**Objective**
Retype all the entries word for word, but omit the pictures.

[Stored records]

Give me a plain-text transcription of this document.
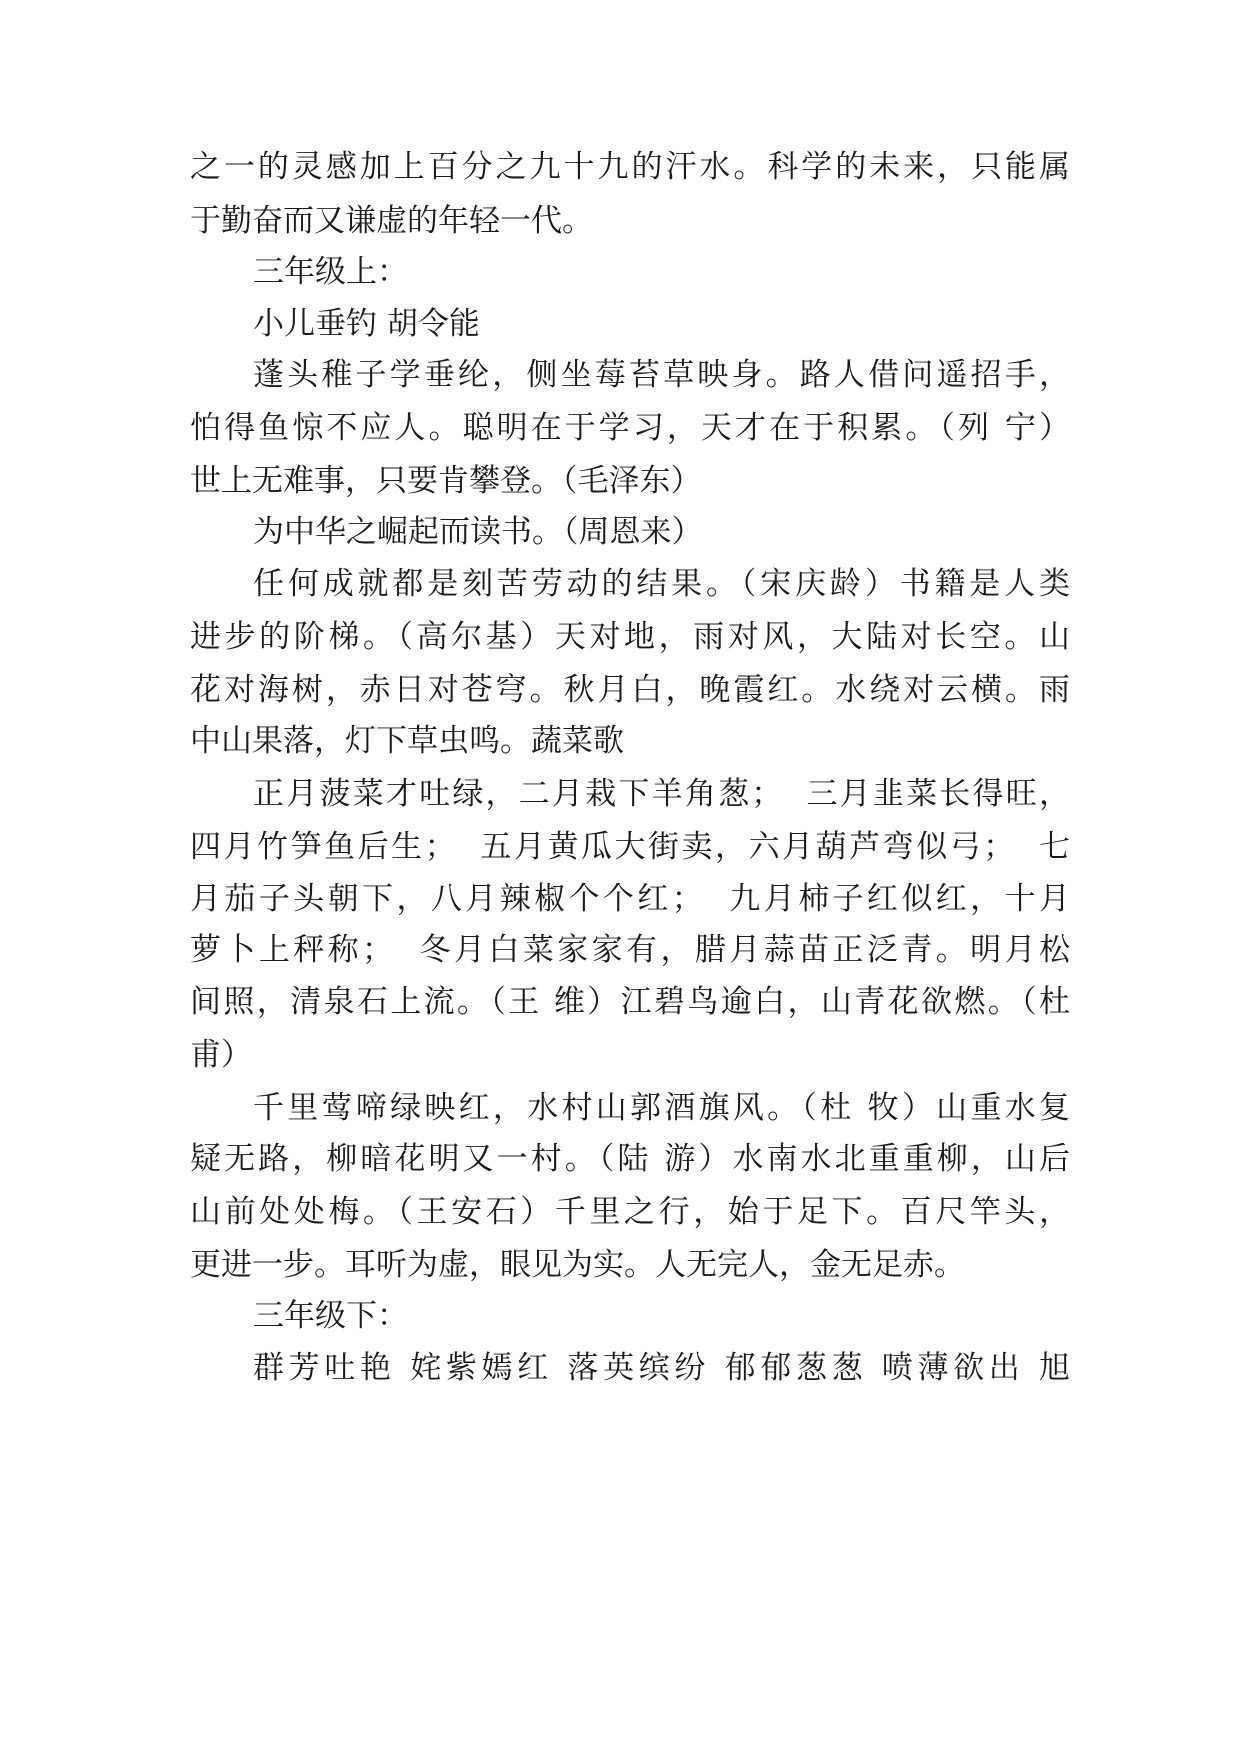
之一的灵感加上百分之九十九的汗水。科学的未来，只能属
于勤奋而又谦虚的年轻一代。
三年级上：
小儿垂钓 胡令能
蓬头稚子学垂纶，侧坐莓苔草映身。路人借问遥招手，
怕得鱼惊不应人。聪明在于学习，天才在于积累。（列 宁）
世上无难事，只要肯攀登。（毛泽东）
为中华之崛起而读书。（周恩来）
任何成就都是刻苦劳动的结果。（宋庆龄）书籍是人类
进步的阶梯。（高尔基）天对地，雨对风，大陆对长空。山
花对海树，赤日对苍穹。秋月白，晚霞红。水绕对云横。雨
中山果落，灯下草虫鸣。蔬菜歌
正月菠菜才吐绿，二月栽下羊角葱；  三月韭菜长得旺，
四月竹笋鱼后生；  五月黄瓜大街卖，六月葫芦弯似弓；  七
月茄子头朝下，八月辣椒个个红；  九月柿子红似红，十月
萝卜上秤称；  冬月白菜家家有，腊月蒜苗正泛青。明月松
间照，清泉石上流。（王 维）江碧鸟逾白，山青花欲燃。（杜
甫）
千里莺啼绿映红，水村山郭酒旗风。（杜 牧）山重水复
疑无路，柳暗花明又一村。（陆 游）水南水北重重柳，山后
山前处处梅。（王安石）千里之行，始于足下。百尺竿头，
更进一步。耳听为虚，眼见为实。人无完人，金无足赤。
三年级下：
群芳吐艳 姹紫嫣红 落英缤纷 郁郁葱葱 喷薄欲出 旭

**Task response**
Give me a plain-text transcription of this document.
之一的灵感加上百分之九十九的汗水。科学的未来，只能属
于勤奋而又谦虚的年轻一代。
三年级上：
小儿垂钓 胡令能
蓬头稚子学垂纶，侧坐莓苔草映身。路人借问遥招手，
怕得鱼惊不应人。聪明在于学习，天才在于积累。（列 宁）
世上无难事，只要肯攀登。（毛泽东）
为中华之崛起而读书。（周恩来）
任何成就都是刻苦劳动的结果。（宋庆龄）书籍是人类
进步的阶梯。（高尔基）天对地，雨对风，大陆对长空。山
花对海树，赤日对苍穹。秋月白，晚霞红。水绕对云横。雨
中山果落，灯下草虫鸣。蔬菜歌
正月菠菜才吐绿，二月栽下羊角葱；  三月韭菜长得旺，
四月竹笋鱼后生；  五月黄瓜大街卖，六月葫芦弯似弓；  七
月茄子头朝下，八月辣椒个个红；  九月柿子红似红，十月
萝卜上秤称；  冬月白菜家家有，腊月蒜苗正泛青。明月松
间照，清泉石上流。（王 维）江碧鸟逾白，山青花欲燃。（杜
甫）
千里莺啼绿映红，水村山郭酒旗风。（杜 牧）山重水复
疑无路，柳暗花明又一村。（陆 游）水南水北重重柳，山后
山前处处梅。（王安石）千里之行，始于足下。百尺竿头，
更进一步。耳听为虚，眼见为实。人无完人，金无足赤。
三年级下：
群芳吐艳 姹紫嫣红 落英缤纷 郁郁葱葱 喷薄欲出 旭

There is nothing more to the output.